Saved entries
■ ■ ■ ■ ■ ■ ■

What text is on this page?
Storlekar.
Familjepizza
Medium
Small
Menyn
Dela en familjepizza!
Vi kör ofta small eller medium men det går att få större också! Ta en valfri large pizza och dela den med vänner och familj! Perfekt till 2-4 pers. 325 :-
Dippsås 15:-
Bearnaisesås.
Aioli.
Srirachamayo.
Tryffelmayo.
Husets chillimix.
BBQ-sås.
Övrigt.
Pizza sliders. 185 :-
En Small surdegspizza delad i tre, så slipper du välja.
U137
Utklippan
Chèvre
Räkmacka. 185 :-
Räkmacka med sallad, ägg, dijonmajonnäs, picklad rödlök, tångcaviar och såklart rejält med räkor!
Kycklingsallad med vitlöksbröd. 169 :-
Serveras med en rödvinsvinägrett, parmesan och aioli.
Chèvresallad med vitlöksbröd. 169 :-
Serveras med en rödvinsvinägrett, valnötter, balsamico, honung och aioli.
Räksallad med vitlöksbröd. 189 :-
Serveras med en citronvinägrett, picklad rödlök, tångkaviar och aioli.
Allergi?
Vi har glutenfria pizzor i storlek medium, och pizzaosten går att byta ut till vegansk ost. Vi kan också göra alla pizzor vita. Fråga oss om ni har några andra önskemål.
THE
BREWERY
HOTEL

■ ■ ■ ■ ■ ■ ■

### [STATED TASK]
Return each entry from the material above exactly as it appears.

### [EXPECTED ANSWER]
What text is on this page?
Storlekar.
Familjepizza
Medium
Small
Menyn
Dela en familjepizza!
Vi kör ofta small eller medium men det går att få större också! Ta en valfri large pizza och dela den med vänner och familj! Perfekt till 2-4 pers. 325 :-
Dippsås 15:-
Bearnaisesås.
Aioli.
Srirachamayo.
Tryffelmayo.
Husets chillimix.
BBQ-sås.
Övrigt.
Pizza sliders. 185 :-
En Small surdegspizza delad i tre, så slipper du välja.
U137
Utklippan
Chèvre
Räkmacka. 185 :-
Räkmacka med sallad, ägg, dijonmajonnäs, picklad rödlök, tångcaviar och såklart rejält med räkor!
Kycklingsallad med vitlöksbröd. 169 :-
Serveras med en rödvinsvinägrett, parmesan och aioli.
Chèvresallad med vitlöksbröd. 169 :-
Serveras med en rödvinsvinägrett, valnötter, balsamico, honung och aioli.
Räksallad med vitlöksbröd. 189 :-
Serveras med en citronvinägrett, picklad rödlök, tångkaviar och aioli.
Allergi?
Vi har glutenfria pizzor i storlek medium, och pizzaosten går att byta ut till vegansk ost. Vi kan också göra alla pizzor vita. Fråga oss om ni har några andra önskemål.
THE
BREWERY
HOTEL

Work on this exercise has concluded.